TASK INPUT:
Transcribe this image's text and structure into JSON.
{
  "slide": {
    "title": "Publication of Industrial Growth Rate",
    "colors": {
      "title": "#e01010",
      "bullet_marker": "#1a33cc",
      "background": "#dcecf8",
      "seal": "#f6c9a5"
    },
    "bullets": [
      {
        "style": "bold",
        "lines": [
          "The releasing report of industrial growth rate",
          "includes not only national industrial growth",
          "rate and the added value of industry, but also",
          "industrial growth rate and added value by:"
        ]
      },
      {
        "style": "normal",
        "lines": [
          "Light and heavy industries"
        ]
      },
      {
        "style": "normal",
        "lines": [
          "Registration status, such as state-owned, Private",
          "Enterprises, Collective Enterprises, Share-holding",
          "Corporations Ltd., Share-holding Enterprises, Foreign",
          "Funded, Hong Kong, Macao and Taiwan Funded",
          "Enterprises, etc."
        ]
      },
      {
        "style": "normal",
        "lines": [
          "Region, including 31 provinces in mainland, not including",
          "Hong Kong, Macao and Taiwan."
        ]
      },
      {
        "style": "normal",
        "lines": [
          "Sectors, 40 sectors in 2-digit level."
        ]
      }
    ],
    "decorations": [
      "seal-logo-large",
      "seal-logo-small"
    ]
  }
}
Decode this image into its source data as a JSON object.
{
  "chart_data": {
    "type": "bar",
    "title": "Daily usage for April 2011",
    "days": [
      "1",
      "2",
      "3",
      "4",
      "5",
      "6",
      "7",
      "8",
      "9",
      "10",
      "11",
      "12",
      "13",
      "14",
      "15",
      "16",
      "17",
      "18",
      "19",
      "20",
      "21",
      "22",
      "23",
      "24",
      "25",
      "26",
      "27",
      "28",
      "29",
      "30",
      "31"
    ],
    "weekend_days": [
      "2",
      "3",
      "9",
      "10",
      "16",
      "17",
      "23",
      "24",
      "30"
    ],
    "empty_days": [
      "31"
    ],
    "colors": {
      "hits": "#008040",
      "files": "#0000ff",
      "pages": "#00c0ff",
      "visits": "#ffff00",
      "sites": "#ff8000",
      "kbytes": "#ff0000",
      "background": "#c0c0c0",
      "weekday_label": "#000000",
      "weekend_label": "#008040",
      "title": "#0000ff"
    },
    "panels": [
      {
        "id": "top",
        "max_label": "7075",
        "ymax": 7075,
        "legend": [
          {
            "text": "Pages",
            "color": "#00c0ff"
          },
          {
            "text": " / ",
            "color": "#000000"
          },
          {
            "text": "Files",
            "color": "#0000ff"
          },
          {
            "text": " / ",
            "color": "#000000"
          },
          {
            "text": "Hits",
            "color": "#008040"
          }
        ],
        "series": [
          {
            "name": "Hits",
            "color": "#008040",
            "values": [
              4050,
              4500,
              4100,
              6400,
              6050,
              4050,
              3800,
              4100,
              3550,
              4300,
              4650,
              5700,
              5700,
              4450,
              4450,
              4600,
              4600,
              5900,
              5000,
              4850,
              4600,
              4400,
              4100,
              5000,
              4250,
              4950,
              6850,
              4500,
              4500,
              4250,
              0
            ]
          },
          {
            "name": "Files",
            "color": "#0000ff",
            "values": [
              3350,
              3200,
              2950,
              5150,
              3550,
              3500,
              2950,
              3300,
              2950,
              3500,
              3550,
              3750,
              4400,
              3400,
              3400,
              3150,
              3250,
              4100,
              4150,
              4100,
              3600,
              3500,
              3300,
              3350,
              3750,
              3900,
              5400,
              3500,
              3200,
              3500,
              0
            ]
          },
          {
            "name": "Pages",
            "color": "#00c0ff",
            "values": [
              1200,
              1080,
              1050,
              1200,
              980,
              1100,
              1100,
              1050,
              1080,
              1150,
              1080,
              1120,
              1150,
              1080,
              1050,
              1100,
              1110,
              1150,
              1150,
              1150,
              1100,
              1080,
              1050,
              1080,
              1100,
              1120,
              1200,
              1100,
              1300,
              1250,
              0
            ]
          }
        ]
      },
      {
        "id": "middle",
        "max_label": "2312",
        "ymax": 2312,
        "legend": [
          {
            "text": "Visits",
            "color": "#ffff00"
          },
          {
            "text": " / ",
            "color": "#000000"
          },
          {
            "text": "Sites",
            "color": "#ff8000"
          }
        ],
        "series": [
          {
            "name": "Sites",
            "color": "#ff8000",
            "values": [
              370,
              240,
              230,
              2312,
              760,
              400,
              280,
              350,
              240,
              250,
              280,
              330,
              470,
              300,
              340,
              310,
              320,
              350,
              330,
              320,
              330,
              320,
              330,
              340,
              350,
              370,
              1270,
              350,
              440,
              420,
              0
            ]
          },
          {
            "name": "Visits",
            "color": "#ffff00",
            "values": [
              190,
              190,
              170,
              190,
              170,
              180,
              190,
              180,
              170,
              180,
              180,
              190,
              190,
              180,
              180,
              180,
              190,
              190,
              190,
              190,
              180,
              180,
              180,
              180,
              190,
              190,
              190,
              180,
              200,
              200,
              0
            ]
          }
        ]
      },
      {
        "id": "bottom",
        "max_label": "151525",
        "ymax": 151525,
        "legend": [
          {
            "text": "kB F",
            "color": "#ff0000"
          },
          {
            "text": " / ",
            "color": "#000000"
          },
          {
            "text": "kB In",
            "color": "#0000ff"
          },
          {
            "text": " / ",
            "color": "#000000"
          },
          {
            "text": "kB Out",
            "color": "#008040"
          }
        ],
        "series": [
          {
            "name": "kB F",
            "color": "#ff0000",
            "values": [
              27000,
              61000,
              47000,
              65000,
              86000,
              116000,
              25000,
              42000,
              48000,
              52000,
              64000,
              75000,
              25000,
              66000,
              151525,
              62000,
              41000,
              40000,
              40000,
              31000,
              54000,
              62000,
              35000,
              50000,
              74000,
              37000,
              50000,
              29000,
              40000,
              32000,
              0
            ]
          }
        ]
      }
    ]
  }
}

TASK REQUIREMENTS:
Copy every line of the records word for word.

WRITTEN SOLUTION:
Transcribe this image's text and structure into JSON.
{
  "slide": {
    "title": "Publication of Industrial Growth Rate",
    "colors": {
      "title": "#e01010",
      "bullet_marker": "#1a33cc",
      "background": "#dcecf8",
      "seal": "#f6c9a5"
    },
    "bullets": [
      {
        "style": "bold",
        "lines": [
          "The releasing report of industrial growth rate",
          "includes not only national industrial growth",
          "rate and the added value of industry, but also",
          "industrial growth rate and added value by:"
        ]
      },
      {
        "style": "normal",
        "lines": [
          "Light and heavy industries"
        ]
      },
      {
        "style": "normal",
        "lines": [
          "Registration status, such as state-owned, Private",
          "Enterprises, Collective Enterprises, Share-holding",
          "Corporations Ltd., Share-holding Enterprises, Foreign",
          "Funded, Hong Kong, Macao and Taiwan Funded",
          "Enterprises, etc."
        ]
      },
      {
        "style": "normal",
        "lines": [
          "Region, including 31 provinces in mainland, not including",
          "Hong Kong, Macao and Taiwan."
        ]
      },
      {
        "style": "normal",
        "lines": [
          "Sectors, 40 sectors in 2-digit level."
        ]
      }
    ],
    "decorations": [
      "seal-logo-large",
      "seal-logo-small"
    ]
  }
}
Decode this image into its source data as a JSON object.
{
  "chart_data": {
    "type": "bar",
    "title": "Daily usage for April 2011",
    "days": [
      "1",
      "2",
      "3",
      "4",
      "5",
      "6",
      "7",
      "8",
      "9",
      "10",
      "11",
      "12",
      "13",
      "14",
      "15",
      "16",
      "17",
      "18",
      "19",
      "20",
      "21",
      "22",
      "23",
      "24",
      "25",
      "26",
      "27",
      "28",
      "29",
      "30",
      "31"
    ],
    "weekend_days": [
      "2",
      "3",
      "9",
      "10",
      "16",
      "17",
      "23",
      "24",
      "30"
    ],
    "empty_days": [
      "31"
    ],
    "colors": {
      "hits": "#008040",
      "files": "#0000ff",
      "pages": "#00c0ff",
      "visits": "#ffff00",
      "sites": "#ff8000",
      "kbytes": "#ff0000",
      "background": "#c0c0c0",
      "weekday_label": "#000000",
      "weekend_label": "#008040",
      "title": "#0000ff"
    },
    "panels": [
      {
        "id": "top",
        "max_label": "7075",
        "ymax": 7075,
        "legend": [
          {
            "text": "Pages",
            "color": "#00c0ff"
          },
          {
            "text": " / ",
            "color": "#000000"
          },
          {
            "text": "Files",
            "color": "#0000ff"
          },
          {
            "text": " / ",
            "color": "#000000"
          },
          {
            "text": "Hits",
            "color": "#008040"
          }
        ],
        "series": [
          {
            "name": "Hits",
            "color": "#008040",
            "values": [
              4050,
              4500,
              4100,
              6400,
              6050,
              4050,
              3800,
              4100,
              3550,
              4300,
              4650,
              5700,
              5700,
              4450,
              4450,
              4600,
              4600,
              5900,
              5000,
              4850,
              4600,
              4400,
              4100,
              5000,
              4250,
              4950,
              6850,
              4500,
              4500,
              4250,
              0
            ]
          },
          {
            "name": "Files",
            "color": "#0000ff",
            "values": [
              3350,
              3200,
              2950,
              5150,
              3550,
              3500,
              2950,
              3300,
              2950,
              3500,
              3550,
              3750,
              4400,
              3400,
              3400,
              3150,
              3250,
              4100,
              4150,
              4100,
              3600,
              3500,
              3300,
              3350,
              3750,
              3900,
              5400,
              3500,
              3200,
              3500,
              0
            ]
          },
          {
            "name": "Pages",
            "color": "#00c0ff",
            "values": [
              1200,
              1080,
              1050,
              1200,
              980,
              1100,
              1100,
              1050,
              1080,
              1150,
              1080,
              1120,
              1150,
              1080,
              1050,
              1100,
              1110,
              1150,
              1150,
              1150,
              1100,
              1080,
              1050,
              1080,
              1100,
              1120,
              1200,
              1100,
              1300,
              1250,
              0
            ]
          }
        ]
      },
      {
        "id": "middle",
        "max_label": "2312",
        "ymax": 2312,
        "legend": [
          {
            "text": "Visits",
            "color": "#ffff00"
          },
          {
            "text": " / ",
            "color": "#000000"
          },
          {
            "text": "Sites",
            "color": "#ff8000"
          }
        ],
        "series": [
          {
            "name": "Sites",
            "color": "#ff8000",
            "values": [
              370,
              240,
              230,
              2312,
              760,
              400,
              280,
              350,
              240,
              250,
              280,
              330,
              470,
              300,
              340,
              310,
              320,
              350,
              330,
              320,
              330,
              320,
              330,
              340,
              350,
              370,
              1270,
              350,
              440,
              420,
              0
            ]
          },
          {
            "name": "Visits",
            "color": "#ffff00",
            "values": [
              190,
              190,
              170,
              190,
              170,
              180,
              190,
              180,
              170,
              180,
              180,
              190,
              190,
              180,
              180,
              180,
              190,
              190,
              190,
              190,
              180,
              180,
              180,
              180,
              190,
              190,
              190,
              180,
              200,
              200,
              0
            ]
          }
        ]
      },
      {
        "id": "bottom",
        "max_label": "151525",
        "ymax": 151525,
        "legend": [
          {
            "text": "kB F",
            "color": "#ff0000"
          },
          {
            "text": " / ",
            "color": "#000000"
          },
          {
            "text": "kB In",
            "color": "#0000ff"
          },
          {
            "text": " / ",
            "color": "#000000"
          },
          {
            "text": "kB Out",
            "color": "#008040"
          }
        ],
        "series": [
          {
            "name": "kB F",
            "color": "#ff0000",
            "values": [
              27000,
              61000,
              47000,
              65000,
              86000,
              116000,
              25000,
              42000,
              48000,
              52000,
              64000,
              75000,
              25000,
              66000,
              151525,
              62000,
              41000,
              40000,
              40000,
              31000,
              54000,
              62000,
              35000,
              50000,
              74000,
              37000,
              50000,
              29000,
              40000,
              32000,
              0
            ]
          }
        ]
      }
    ]
  }
}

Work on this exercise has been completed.